Page text >>
** start **

Javascript - for removing reduncancy in html



  • This is an interesting script I wrote for a university assignment a bit over a year ago for processing files on load.  This was to add links on a lot of the words to the next occurrence of the word, in that page or in the next (alphabetically).  Originally the links were simply in the html file, but somehow we decided to add them in at page-load time to avoid so much redundancy in the file.  This is because each word would be repeated twice within the tag, as well as the text, making the file about 4 times as big.  Of course, it made loading the page extremely slow.

    /*
     * helper function to change the two frames together after expanding the references.
     */
    function change2(docpage, n, word)
    {
       parent.documentframe.location=docpage + "#" + word + n;
       parent.circularframe.location= word + ".html";
    }

    /*
     * function to check if a letter is part of a word or not
     */
    function notPartOfWord(letter)
    {
      var punctuation = ' ,.?-=_+()!@#$%^&*~`<>[]{}%3B%27:/\"';
      for(i = 0; i < punctuation.length; i++){
        if(letter == punctuation.substr(i,1)){
          return true;
        }
      }
      return false;
    }

    /*
     * This function searches for the next occurrence of word in the supplied text after the positon numbered by start.

** end **

Problems >>
• a. In the JavaScript post above, write out the passage from "Javascript - for" up to and including "page extremely slow.".
• b. Render this sentence from the JavaScript post into Spanish: "Of course, it made loading the page extremely slow."
• c. Extend the JavaScript post on removing redundancy in HTML, picking up right after its final sentence.

Data rows >>

** start **

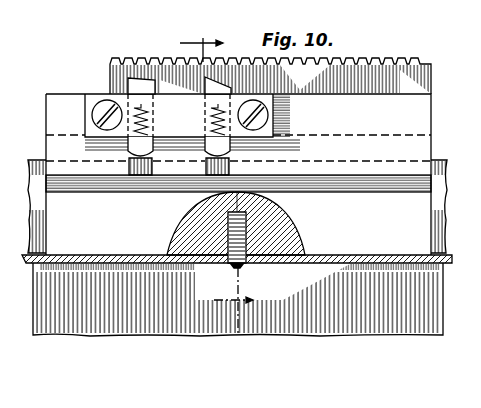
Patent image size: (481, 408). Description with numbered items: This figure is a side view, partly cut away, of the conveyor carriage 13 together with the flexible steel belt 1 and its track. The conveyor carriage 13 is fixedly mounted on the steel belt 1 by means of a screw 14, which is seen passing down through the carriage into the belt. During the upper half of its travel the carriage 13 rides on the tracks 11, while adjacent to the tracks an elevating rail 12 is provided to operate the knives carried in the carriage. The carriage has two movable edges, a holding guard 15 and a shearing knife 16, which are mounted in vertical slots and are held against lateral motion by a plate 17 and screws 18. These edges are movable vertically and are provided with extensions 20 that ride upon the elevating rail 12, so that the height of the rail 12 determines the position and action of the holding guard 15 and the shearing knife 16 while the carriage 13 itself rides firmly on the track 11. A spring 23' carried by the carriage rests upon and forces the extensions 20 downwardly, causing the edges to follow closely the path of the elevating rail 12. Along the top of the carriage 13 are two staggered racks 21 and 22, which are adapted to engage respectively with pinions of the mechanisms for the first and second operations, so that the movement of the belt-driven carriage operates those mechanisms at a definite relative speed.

The steel belt 1 is at (31, 259).
The tracks 11 is at (215, 174).
The elevating rail 12 is at (38, 191).
The conveyor carriage 13 is at (400, 174).
The screw 14 is at (247, 272).
The holding guard 15 is at (137, 87).
The shearing knife 16 is at (223, 85).
The plate 17 is at (268, 127).
The screws 18 is at (96, 115).
The extensions 20 is at (215, 149).
The rack 21 is at (117, 72).
The rack 22 is at (397, 72).
The spring 23' is at (13, 76).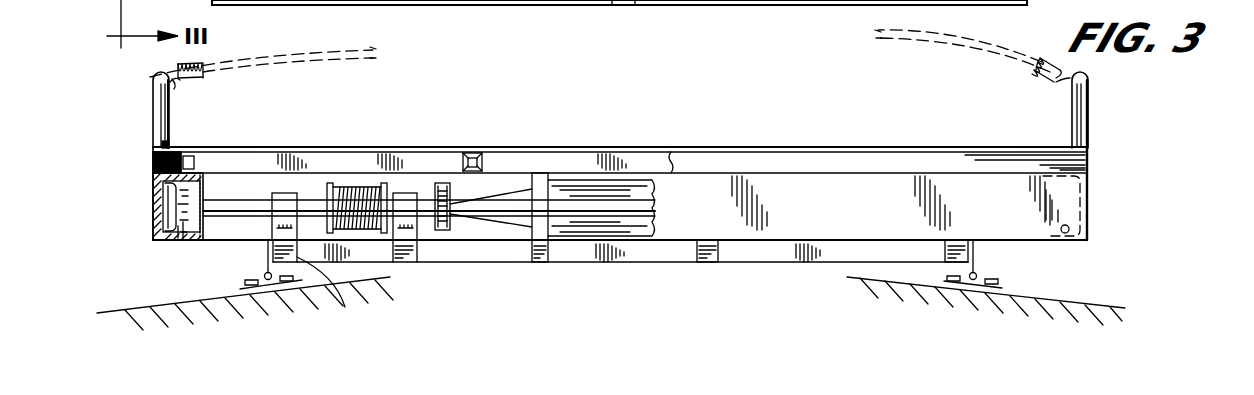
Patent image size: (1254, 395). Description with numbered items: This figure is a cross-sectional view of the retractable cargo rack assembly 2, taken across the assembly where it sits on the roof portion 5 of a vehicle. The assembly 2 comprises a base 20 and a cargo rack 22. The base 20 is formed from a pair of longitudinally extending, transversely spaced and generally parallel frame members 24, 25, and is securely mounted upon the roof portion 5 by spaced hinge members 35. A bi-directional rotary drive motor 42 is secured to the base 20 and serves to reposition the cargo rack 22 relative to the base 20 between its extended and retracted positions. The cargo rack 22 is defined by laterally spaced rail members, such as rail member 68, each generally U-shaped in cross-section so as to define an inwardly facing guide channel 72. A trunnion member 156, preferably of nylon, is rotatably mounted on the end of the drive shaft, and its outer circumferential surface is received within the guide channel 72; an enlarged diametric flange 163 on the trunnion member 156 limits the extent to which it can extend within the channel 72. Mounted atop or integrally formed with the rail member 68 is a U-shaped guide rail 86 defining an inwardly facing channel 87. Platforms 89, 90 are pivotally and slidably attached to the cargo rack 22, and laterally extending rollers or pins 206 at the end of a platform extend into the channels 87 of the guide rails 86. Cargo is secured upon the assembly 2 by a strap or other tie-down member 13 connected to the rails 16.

The retractable cargo rack assembly 2 is at (700, 128).
The roof portion 5 is at (130, 305).
The tie-down member 13 is at (300, 52).
The rails 16 is at (160, 103).
The base 20 is at (552, 268).
The cargo rack 22 is at (1098, 211).
The frame member 24 is at (976, 253).
The frame member 25 is at (336, 293).
The hinge member 35 is at (262, 260).
The bi-directional rotary drive motor 42 is at (610, 222).
The rail member 68 is at (157, 229).
The guide channel 72 is at (168, 191).
The guide rail 86 is at (166, 145).
The channel 87 is at (156, 158).
The platform 89 is at (636, 14).
The platform 90 is at (611, 14).
The trunnion member 156 is at (184, 242).
The enlarged diametric flange 163 is at (207, 191).
The rollers or pins 206 is at (157, 167).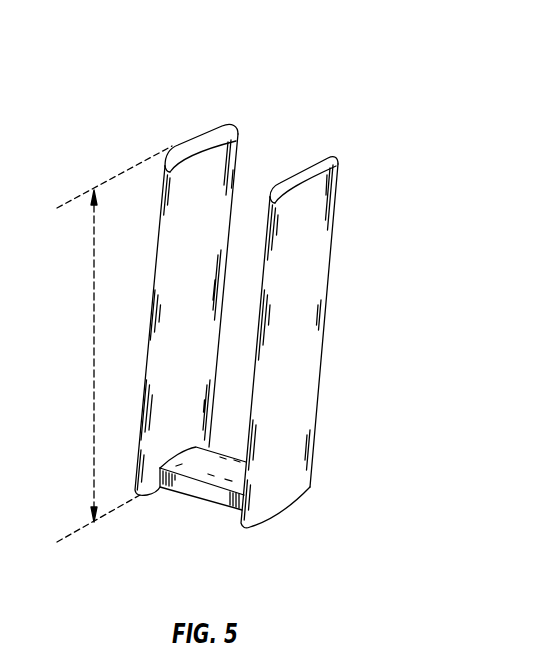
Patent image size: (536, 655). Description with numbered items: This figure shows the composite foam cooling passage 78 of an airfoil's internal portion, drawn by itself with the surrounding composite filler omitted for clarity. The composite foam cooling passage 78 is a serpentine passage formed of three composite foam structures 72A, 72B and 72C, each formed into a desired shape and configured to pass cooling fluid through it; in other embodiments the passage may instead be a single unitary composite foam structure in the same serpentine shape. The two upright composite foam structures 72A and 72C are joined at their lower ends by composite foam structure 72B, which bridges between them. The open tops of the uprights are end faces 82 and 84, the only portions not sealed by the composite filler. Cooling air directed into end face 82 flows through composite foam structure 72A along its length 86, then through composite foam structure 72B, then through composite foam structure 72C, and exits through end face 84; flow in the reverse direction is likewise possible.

** end **

The results >>
• a.
Javascript - for removing reduncancy in html



  • This is an interesting script I wrote for a university assignment a bit over a year ago for processing files on load.  This was to add links on a lot of the words to the next occurrence of the word, in that page or in the next (alphabetically).  Originally the links were simply in the html file, but somehow we decided to add them in at page-load time to avoid so much redundancy in the file.  This is because each word would be repeated twice within the tag, as well as the text, making the file about 4 times as big.  Of course, it made loading the page extremely slow.

• b. Por supuesto, hizo que la carga de la página fuera extremadamente lenta.

• c.
     * It assumes that the word and text are in lowercase.
     * It returns the index of the word's position, or -1 if not found
     */
    function findNextOccurrence(lcBodyText, lcWord, start)
    {
      var chopBodyText  = lcBodyText.substr(start);
      var i = -1;
      var chopSum = start;
      while(chopBodyText.length > 0){
        i = chopBodyText.indexOf(lcWord);
        //alert(i + lcWord + " choplength:" + chopBodyText.length);
        if (i < 0){
          //alert("no words found");
          return -1;//no words at all!
        }

        // skip anything inside an HTML tag
        if (chopBodyText.lastIndexOf(">", i) >= chopBodyText.lastIndexOf("<", i)) {
          // skip anything inside a <script> block
          if (chopBodyText.lastIndexOf("/script>", i) >= chopBodyText.lastIndexOf("<script", i)) {
            // skip anything inside a <a> block
            if (chopBodyText.lastIndexOf("/a>", i) >= chopBodyText.lastIndexOf("<a", i)) {
              //possible problem: <a> tag that doesn't have a href is not a link!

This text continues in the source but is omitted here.